(Stored entries)
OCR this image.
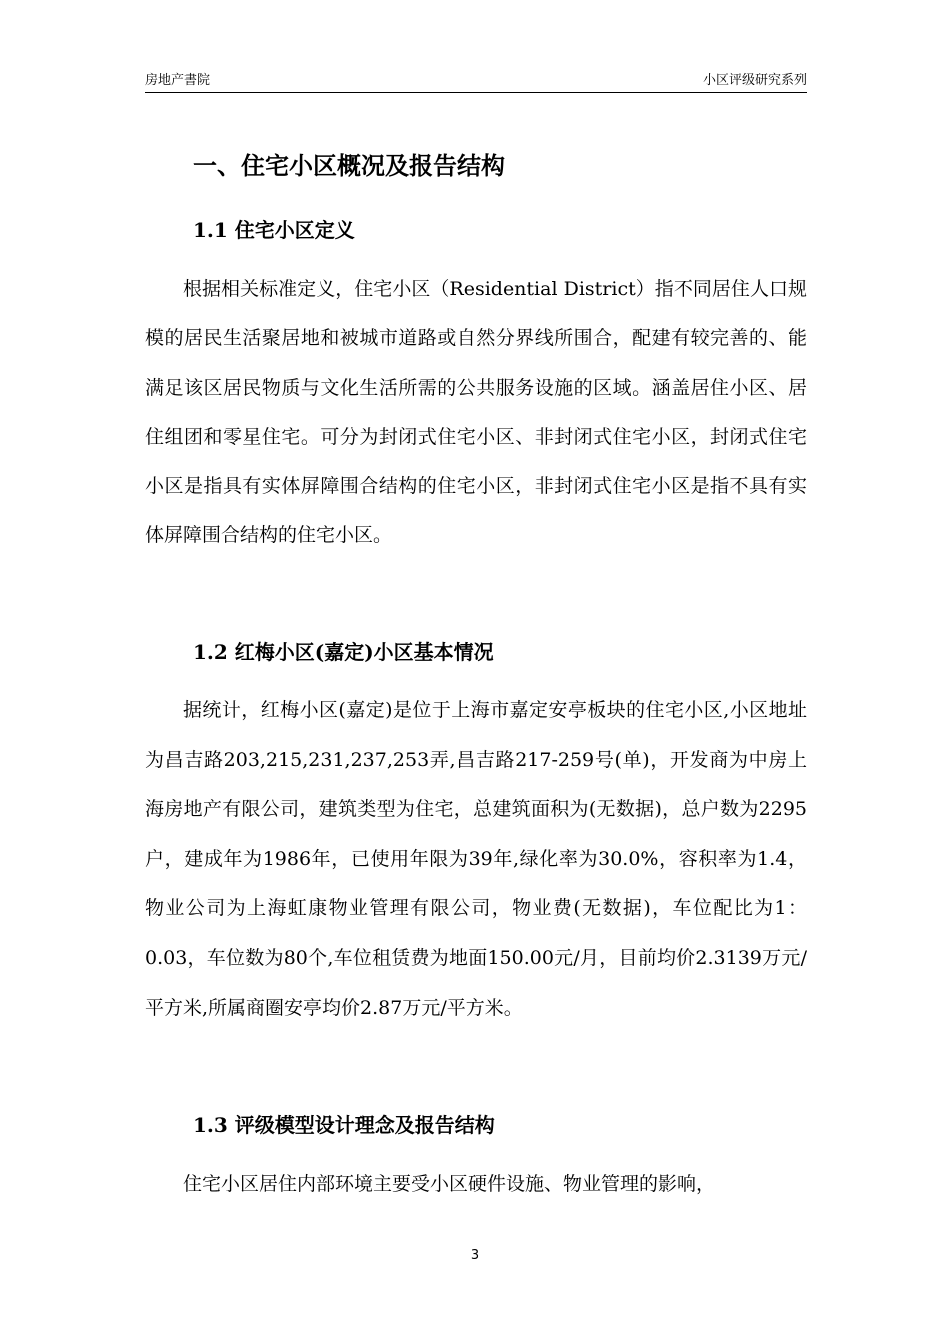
房地产書院	小区评级研究系列
一、住宅小区概况及报告结构
1.1 住宅小区定义

根据相关标准定义，住宅小区（Residential District）指不同居住人口规模的居民生活聚居地和被城市道路或自然分界线所围合，配建有较完善的、能满足该区居民物质与文化生活所需的公共服务设施的区域。涵盖居住小区、居住组团和零星住宅。可分为封闭式住宅小区、非封闭式住宅小区，封闭式住宅小区是指具有实体屏障围合结构的住宅小区，非封闭式住宅小区是指不具有实体屏障围合结构的住宅小区。

1.2 红梅小区(嘉定)小区基本情况

据统计，红梅小区(嘉定)是位于上海市嘉定安亭板块的住宅小区,小区地址为昌吉路203,215,231,237,253弄,昌吉路217-259号(单)，开发商为中房上海房地产有限公司，建筑类型为住宅，总建筑面积为(无数据)，总户数为2295户，建成年为1986年，已使用年限为39年,绿化率为30.0%，容积率为1.4，物业公司为上海虹康物业管理有限公司，物业费(无数据)，车位配比为1：0.03，车位数为80个,车位租赁费为地面150.00元/月，目前均价2.3139万元/平方米,所属商圈安亭均价2.87万元/平方米。

1.3 评级模型设计理念及报告结构

住宅小区居住内部环境主要受小区硬件设施、物业管理的影响，

3
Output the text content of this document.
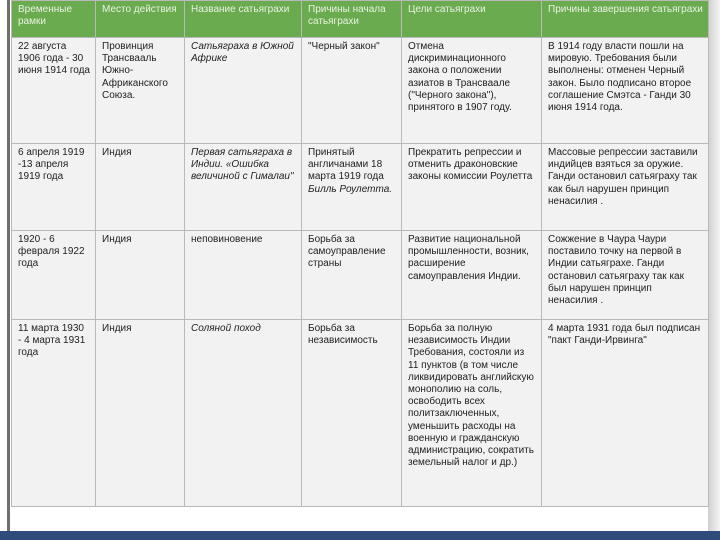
Временные рамки	Место действия	Название сатьяграхи	Причины начала сатьяграхи	Цели сатьяграхи	Причины завершения сатьяграхи
22 августа 1906 года - 30 июня 1914 года	Провинция Трансвааль Южно-Африканского Союза.	Сатьяграха в Южной Африке	"Черный закон"	Отмена дискриминационного закона о положении азиатов в Трансваале ("Черного закона"), принятого в 1907 году.	В 1914 году власти пошли на мировую. Требования были выполнены: отменен Черный закон. Было подписано второе соглашение Смэтса - Ганди 30 июня 1914 года.
6 апреля 1919 -13 апреля 1919 года	Индия	Первая сатьяграха в Индии. «Ошибка величиной с Гималаи"	Принятый англичанами 18 марта 1919 года Билль Роулетта.	Прекратить репрессии и отменить драконовские законы комиссии Роулетта	Массовые репрессии заставили индийцев взяться за оружие. Ганди остановил сатьяграху так как был нарушен принцип ненасилия .
1920 - 6 февраля 1922 года	Индия	неповиновение	Борьба за самоуправление страны	Развитие национальной промышленности, возник, расширение самоуправления Индии.	Сожжение в Чаура Чаури поставило точку на первой в Индии сатьяграхе. Ганди остановил сатьяграху так как был нарушен принцип ненасилия .
11 марта 1930 - 4 марта 1931 года	Индия	Соляной поход	Борьба за независимость	Борьба за полную независимость Индии Требования, состояли из 11 пунктов (в том числе ликвидировать английскую монополию на соль, освободить всех политзаключенных, уменьшить расходы на военную и гражданскую администрацию, сократить земельный налог и др.)	4 марта 1931 года был подписан "пакт Ганди-Ирвинга"
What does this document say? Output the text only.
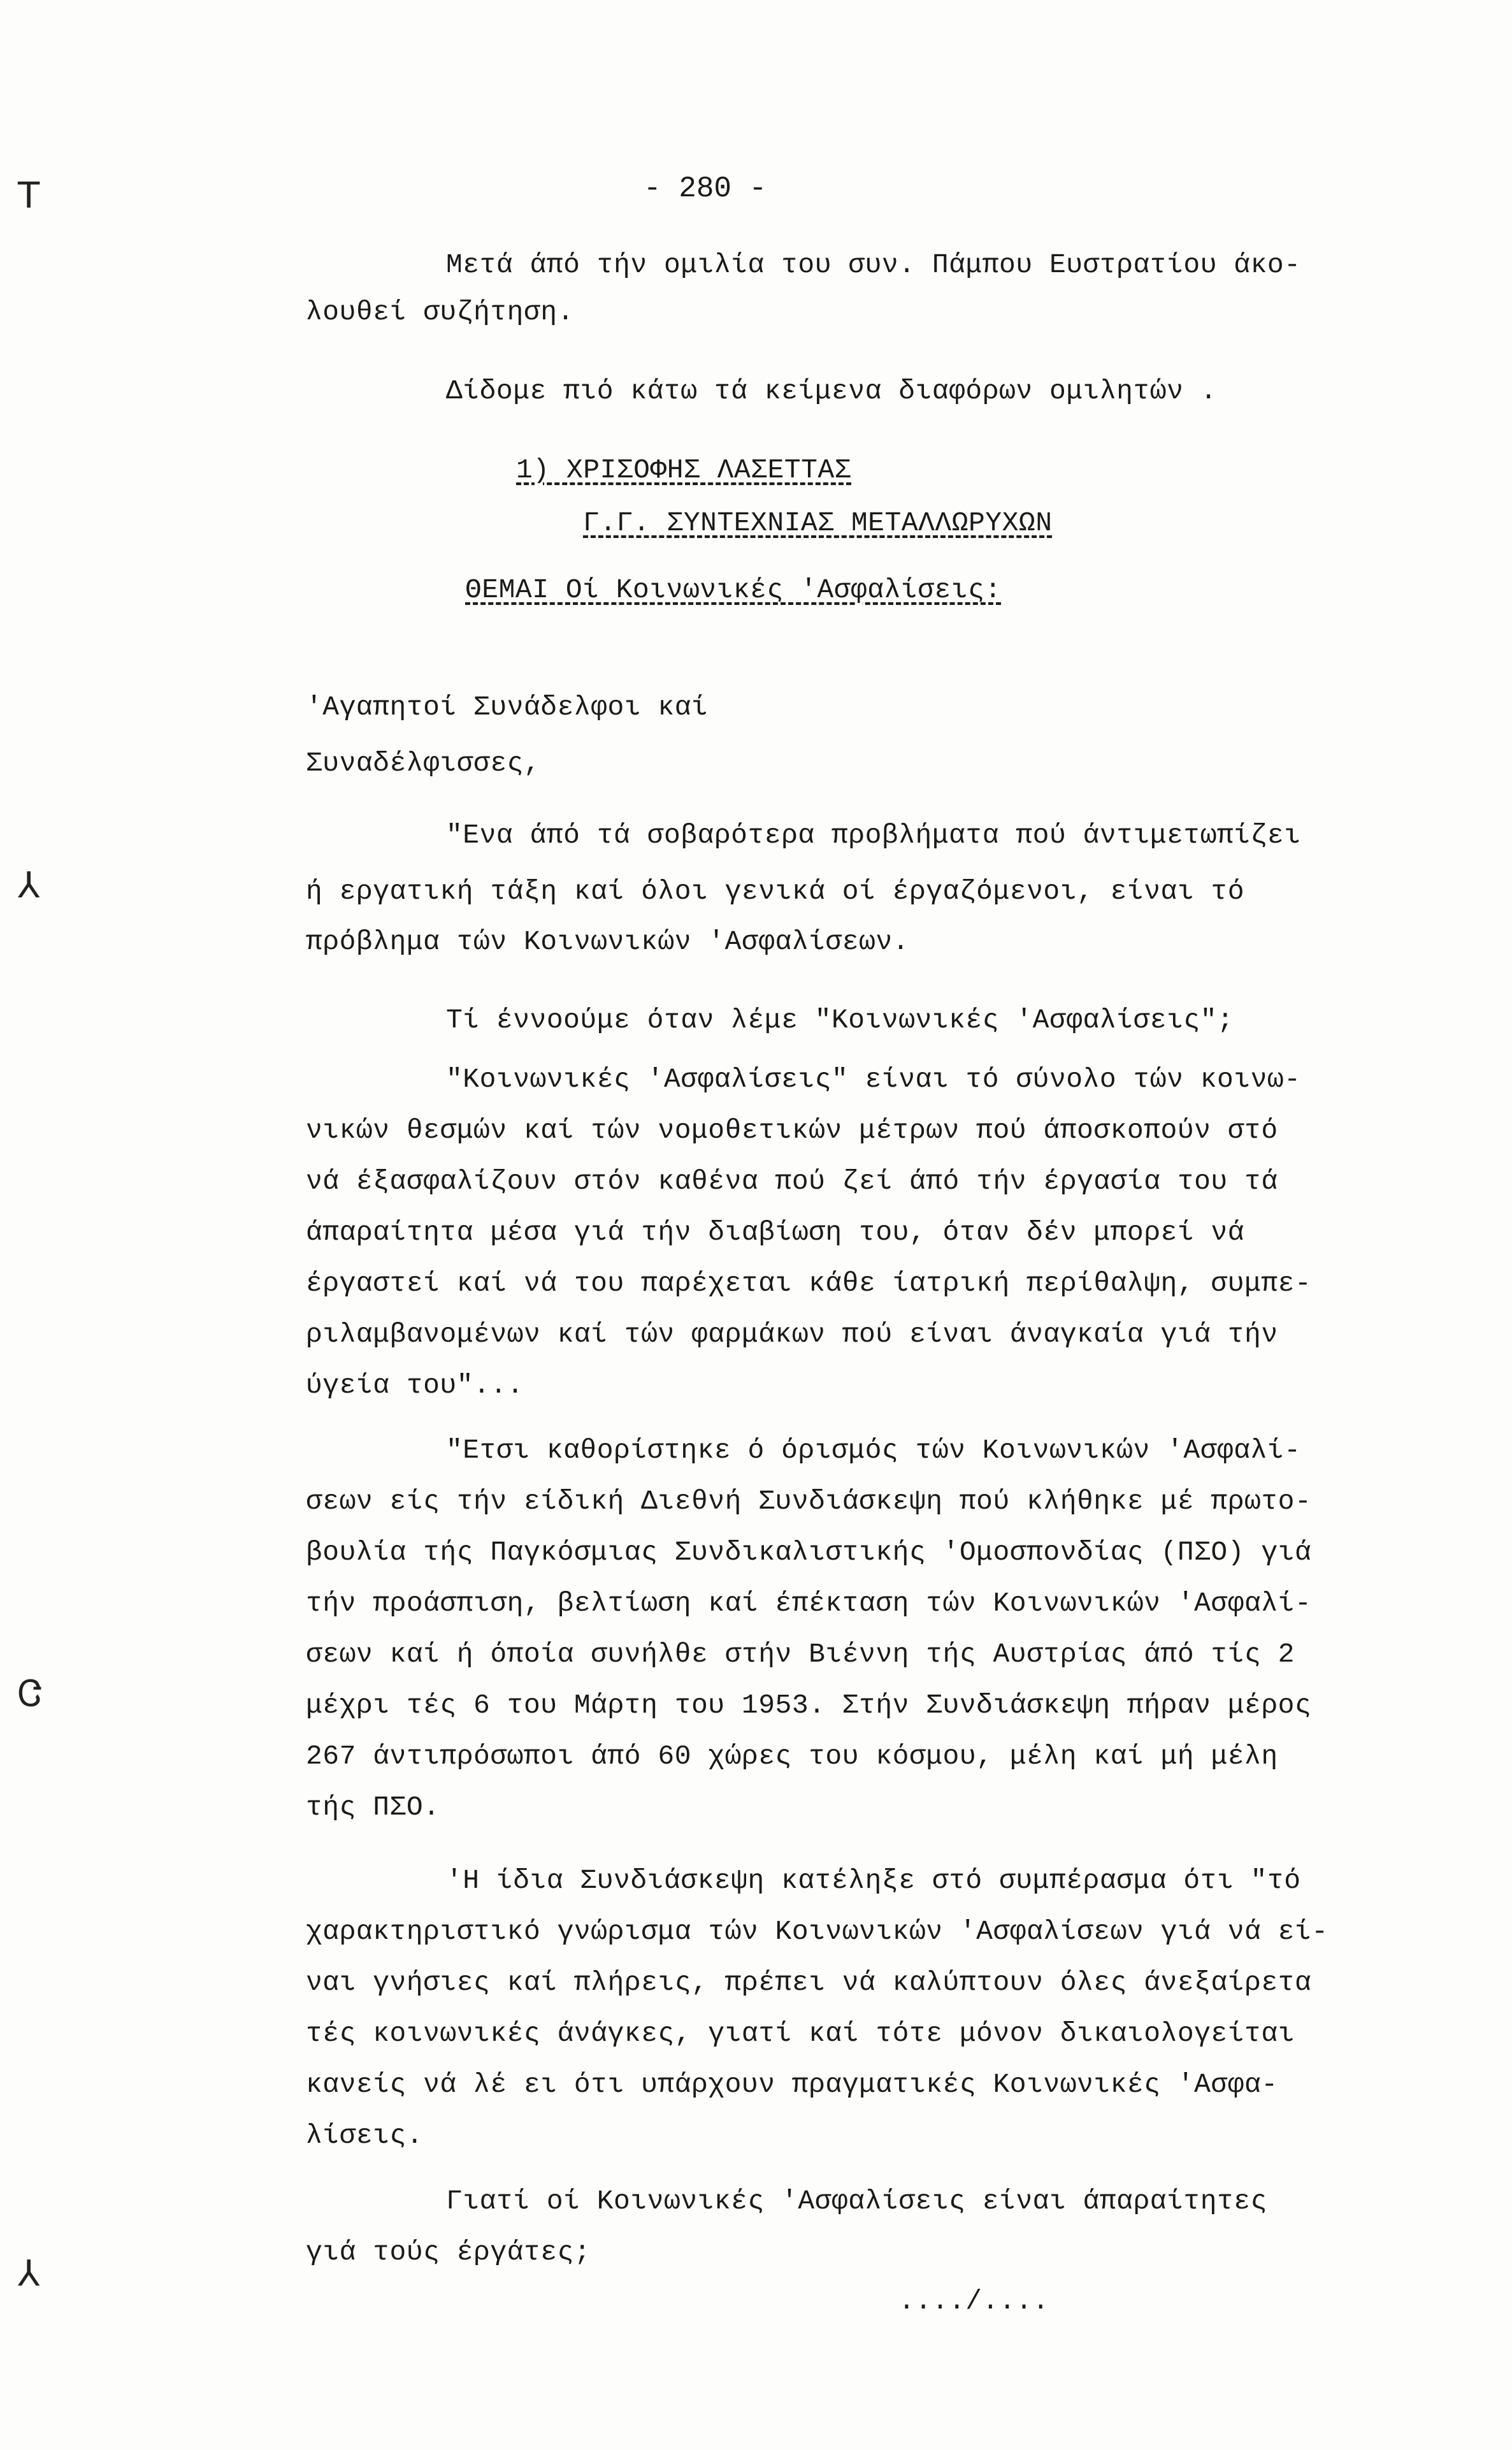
- 280 -
Τ
⅄
Ꮳ
⅄
Μετά άπό τήν ομιλία του συν. Πάμπου Ευστρατίου άκο-
λουθεί συζήτηση.
Δίδομε πιό κάτω τά κείμενα διαφόρων ομιλητών .
1) ΧΡΙΣΟΦΗΣ ΛΑΣΕΤΤΑΣ
Γ.Γ. ΣΥΝΤΕΧΝΙΑΣ ΜΕΤΑΛΛΩΡΥΧΩΝ
ΘΕΜΑΙ Οί Κοινωνικές 'Ασφαλίσεις:
'Αγαπητοί Συνάδελφοι καί
Συναδέλφισσες,
"Ενα άπό τά σοβαρότερα προβλήματα πού άντιμετωπίζει
ή εργατική τάξη καί όλοι γενικά οί έργαζόμενοι, είναι τό
πρόβλημα τών Κοινωνικών 'Ασφαλίσεων.
Τί έννοούμε όταν λέμε "Κοινωνικές 'Ασφαλίσεις";
"Κοινωνικές 'Ασφαλίσεις" είναι τό σύνολο τών κοινω-
νικών θεσμών καί τών νομοθετικών μέτρων πού άποσκοπούν στό
νά έξασφαλίζουν στόν καθένα πού ζεί άπό τήν έργασία του τά
άπαραίτητα μέσα γιά τήν διαβίωση του, όταν δέν μπορεί νά
έργαστεί καί νά του παρέχεται κάθε ίατρική περίθαλψη, συμπε-
ριλαμβανομένων καί τών φαρμάκων πού είναι άναγκαία γιά τήν
ύγεία του"...
"Ετσι καθορίστηκε ό όρισμός τών Κοινωνικών 'Ασφαλί-
σεων είς τήν είδική Διεθνή Συνδιάσκεψη πού κλήθηκε μέ πρωτο-
βουλία τής Παγκόσμιας Συνδικαλιστικής 'Ομοσπονδίας (ΠΣΟ) γιά
τήν προάσπιση, βελτίωση καί έπέκταση τών Κοινωνικών 'Ασφαλί-
σεων καί ή όποία συνήλθε στήν Βιέννη τής Αυστρίας άπό τίς 2
μέχρι τές 6 του Μάρτη του 1953. Στήν Συνδιάσκεψη πήραν μέρος
267 άντιπρόσωποι άπό 60 χώρες του κόσμου, μέλη καί μή μέλη
τής ΠΣΟ.
'Η ίδια Συνδιάσκεψη κατέληξε στό συμπέρασμα ότι "τό
χαρακτηριστικό γνώρισμα τών Κοινωνικών 'Ασφαλίσεων γιά νά εί-
ναι γνήσιες καί πλήρεις, πρέπει νά καλύπτουν όλες άνεξαίρετα
τές κοινωνικές άνάγκες, γιατί καί τότε μόνον δικαιολογείται
κανείς νά λέ ει ότι υπάρχουν πραγματικές Κοινωνικές 'Ασφα-
λίσεις.
Γιατί οί Κοινωνικές 'Ασφαλίσεις είναι άπαραίτητες
γιά τούς έργάτες;
..../....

* Given exercise
Drop the images and repeat the data exactly.

* Result for this exercise
OCR this image.
房地产書院	小区评级研究系列
一、住宅小区概况及报告结构
1.1 住宅小区定义

根据相关标准定义，住宅小区（Residential District）指不同居住人口规模的居民生活聚居地和被城市道路或自然分界线所围合，配建有较完善的、能满足该区居民物质与文化生活所需的公共服务设施的区域。涵盖居住小区、居住组团和零星住宅。可分为封闭式住宅小区、非封闭式住宅小区，封闭式住宅小区是指具有实体屏障围合结构的住宅小区，非封闭式住宅小区是指不具有实体屏障围合结构的住宅小区。

1.2 红梅小区(嘉定)小区基本情况

据统计，红梅小区(嘉定)是位于上海市嘉定安亭板块的住宅小区,小区地址为昌吉路203,215,231,237,253弄,昌吉路217-259号(单)，开发商为中房上海房地产有限公司，建筑类型为住宅，总建筑面积为(无数据)，总户数为2295户，建成年为1986年，已使用年限为39年,绿化率为30.0%，容积率为1.4，物业公司为上海虹康物业管理有限公司，物业费(无数据)，车位配比为1：0.03，车位数为80个,车位租赁费为地面150.00元/月，目前均价2.3139万元/平方米,所属商圈安亭均价2.87万元/平方米。

1.3 评级模型设计理念及报告结构

住宅小区居住内部环境主要受小区硬件设施、物业管理的影响，

3
Output the text content of this document.
Временные рамки	Место действия	Название сатьяграхи	Причины начала сатьяграхи	Цели сатьяграхи	Причины завершения сатьяграхи
22 августа 1906 года - 30 июня 1914 года	Провинция Трансвааль Южно-Африканского Союза.	Сатьяграха в Южной Африке	"Черный закон"	Отмена дискриминационного закона о положении азиатов в Трансваале ("Черного закона"), принятого в 1907 году.	В 1914 году власти пошли на мировую. Требования были выполнены: отменен Черный закон. Было подписано второе соглашение Смэтса - Ганди 30 июня 1914 года.
6 апреля 1919 -13 апреля 1919 года	Индия	Первая сатьяграха в Индии. «Ошибка величиной с Гималаи"	Принятый англичанами 18 марта 1919 года Билль Роулетта.	Прекратить репрессии и отменить драконовские законы комиссии Роулетта	Массовые репрессии заставили индийцев взяться за оружие. Ганди остановил сатьяграху так как был нарушен принцип ненасилия .
1920 - 6 февраля 1922 года	Индия	неповиновение	Борьба за самоуправление страны	Развитие национальной промышленности, возник, расширение самоуправления Индии.	Сожжение в Чаура Чаури поставило точку на первой в Индии сатьяграхе. Ганди остановил сатьяграху так как был нарушен принцип ненасилия .
11 марта 1930 - 4 марта 1931 года	Индия	Соляной поход	Борьба за независимость	Борьба за полную независимость Индии Требования, состояли из 11 пунктов (в том числе ликвидировать английскую монополию на соль, освободить всех политзаключенных, уменьшить расходы на военную и гражданскую администрацию, сократить земельный налог и др.)	4 марта 1931 года был подписан "пакт Ганди-Ирвинга"
What does this document say? Output the text only.
- 280 -
Τ
⅄
Ꮳ
⅄
Μετά άπό τήν ομιλία του συν. Πάμπου Ευστρατίου άκο-
λουθεί συζήτηση.
Δίδομε πιό κάτω τά κείμενα διαφόρων ομιλητών .
1) ΧΡΙΣΟΦΗΣ ΛΑΣΕΤΤΑΣ
Γ.Γ. ΣΥΝΤΕΧΝΙΑΣ ΜΕΤΑΛΛΩΡΥΧΩΝ
ΘΕΜΑΙ Οί Κοινωνικές 'Ασφαλίσεις:
'Αγαπητοί Συνάδελφοι καί
Συναδέλφισσες,
"Ενα άπό τά σοβαρότερα προβλήματα πού άντιμετωπίζει
ή εργατική τάξη καί όλοι γενικά οί έργαζόμενοι, είναι τό
πρόβλημα τών Κοινωνικών 'Ασφαλίσεων.
Τί έννοούμε όταν λέμε "Κοινωνικές 'Ασφαλίσεις";
"Κοινωνικές 'Ασφαλίσεις" είναι τό σύνολο τών κοινω-
νικών θεσμών καί τών νομοθετικών μέτρων πού άποσκοπούν στό
νά έξασφαλίζουν στόν καθένα πού ζεί άπό τήν έργασία του τά
άπαραίτητα μέσα γιά τήν διαβίωση του, όταν δέν μπορεί νά
έργαστεί καί νά του παρέχεται κάθε ίατρική περίθαλψη, συμπε-
ριλαμβανομένων καί τών φαρμάκων πού είναι άναγκαία γιά τήν
ύγεία του"...
"Ετσι καθορίστηκε ό όρισμός τών Κοινωνικών 'Ασφαλί-
σεων είς τήν είδική Διεθνή Συνδιάσκεψη πού κλήθηκε μέ πρωτο-
βουλία τής Παγκόσμιας Συνδικαλιστικής 'Ομοσπονδίας (ΠΣΟ) γιά
τήν προάσπιση, βελτίωση καί έπέκταση τών Κοινωνικών 'Ασφαλί-
σεων καί ή όποία συνήλθε στήν Βιέννη τής Αυστρίας άπό τίς 2
μέχρι τές 6 του Μάρτη του 1953. Στήν Συνδιάσκεψη πήραν μέρος
267 άντιπρόσωποι άπό 60 χώρες του κόσμου, μέλη καί μή μέλη
τής ΠΣΟ.
'Η ίδια Συνδιάσκεψη κατέληξε στό συμπέρασμα ότι "τό
χαρακτηριστικό γνώρισμα τών Κοινωνικών 'Ασφαλίσεων γιά νά εί-
ναι γνήσιες καί πλήρεις, πρέπει νά καλύπτουν όλες άνεξαίρετα
τές κοινωνικές άνάγκες, γιατί καί τότε μόνον δικαιολογείται
κανείς νά λέ ει ότι υπάρχουν πραγματικές Κοινωνικές 'Ασφα-
λίσεις.
Γιατί οί Κοινωνικές 'Ασφαλίσεις είναι άπαραίτητες
γιά τούς έργάτες;
..../....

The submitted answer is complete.